-- START Information given --

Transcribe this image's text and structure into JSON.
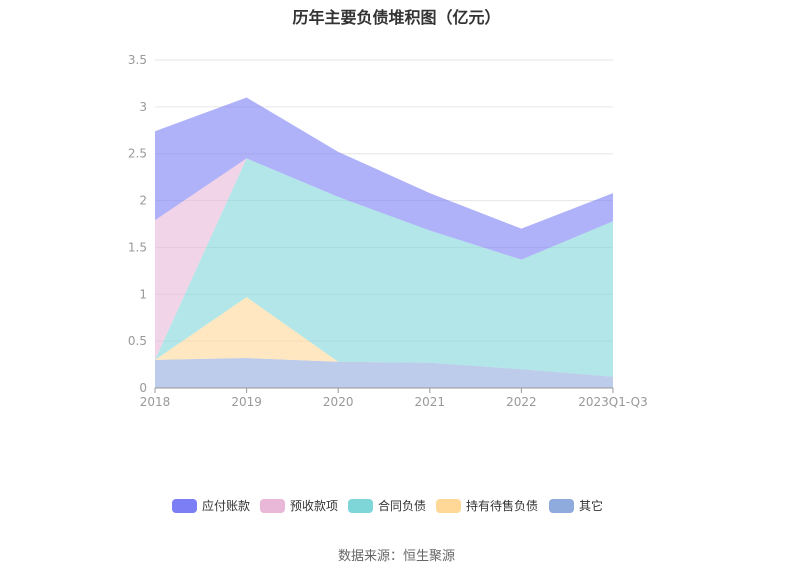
{
  "chart_data": {
    "type": "area",
    "stacked": true,
    "title": "历年主要负债堆积图（亿元）",
    "xlabel": "",
    "ylabel": "",
    "categories": [
      "2018",
      "2019",
      "2020",
      "2021",
      "2022",
      "2023Q1-Q3"
    ],
    "ylim": [
      0,
      3.5
    ],
    "yticks": [
      "0",
      "0.5",
      "1",
      "1.5",
      "2",
      "2.5",
      "3",
      "3.5"
    ],
    "grid": true,
    "legend_position": "bottom-center",
    "series": [
      {
        "name": "其它",
        "color": "#8faadc",
        "values": [
          0.3,
          0.32,
          0.28,
          0.27,
          0.2,
          0.12
        ]
      },
      {
        "name": "持有待售负债",
        "color": "#ffd898",
        "values": [
          0.0,
          0.65,
          0.0,
          0.0,
          0.0,
          0.0
        ]
      },
      {
        "name": "合同负债",
        "color": "#7fd6d9",
        "values": [
          0.0,
          1.48,
          1.76,
          1.41,
          1.17,
          1.66
        ]
      },
      {
        "name": "预收款项",
        "color": "#e9b7d8",
        "values": [
          1.49,
          0.0,
          0.0,
          0.0,
          0.0,
          0.0
        ]
      },
      {
        "name": "应付账款",
        "color": "#7b7ef5",
        "values": [
          0.95,
          0.65,
          0.48,
          0.4,
          0.33,
          0.3
        ]
      }
    ],
    "legend_order": [
      "应付账款",
      "预收款项",
      "合同负债",
      "持有待售负债",
      "其它"
    ]
  },
  "source": "数据来源：恒生聚源"
}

-- END Information given --

- _Given task_
Give every record back exactly as it reads, with no images.

- _Result_
Transcribe this image's text and structure into JSON.
{
  "chart_data": {
    "type": "area",
    "stacked": true,
    "title": "历年主要负债堆积图（亿元）",
    "xlabel": "",
    "ylabel": "",
    "categories": [
      "2018",
      "2019",
      "2020",
      "2021",
      "2022",
      "2023Q1-Q3"
    ],
    "ylim": [
      0,
      3.5
    ],
    "yticks": [
      "0",
      "0.5",
      "1",
      "1.5",
      "2",
      "2.5",
      "3",
      "3.5"
    ],
    "grid": true,
    "legend_position": "bottom-center",
    "series": [
      {
        "name": "其它",
        "color": "#8faadc",
        "values": [
          0.3,
          0.32,
          0.28,
          0.27,
          0.2,
          0.12
        ]
      },
      {
        "name": "持有待售负债",
        "color": "#ffd898",
        "values": [
          0.0,
          0.65,
          0.0,
          0.0,
          0.0,
          0.0
        ]
      },
      {
        "name": "合同负债",
        "color": "#7fd6d9",
        "values": [
          0.0,
          1.48,
          1.76,
          1.41,
          1.17,
          1.66
        ]
      },
      {
        "name": "预收款项",
        "color": "#e9b7d8",
        "values": [
          1.49,
          0.0,
          0.0,
          0.0,
          0.0,
          0.0
        ]
      },
      {
        "name": "应付账款",
        "color": "#7b7ef5",
        "values": [
          0.95,
          0.65,
          0.48,
          0.4,
          0.33,
          0.3
        ]
      }
    ],
    "legend_order": [
      "应付账款",
      "预收款项",
      "合同负债",
      "持有待售负债",
      "其它"
    ]
  },
  "source": "数据来源：恒生聚源"
}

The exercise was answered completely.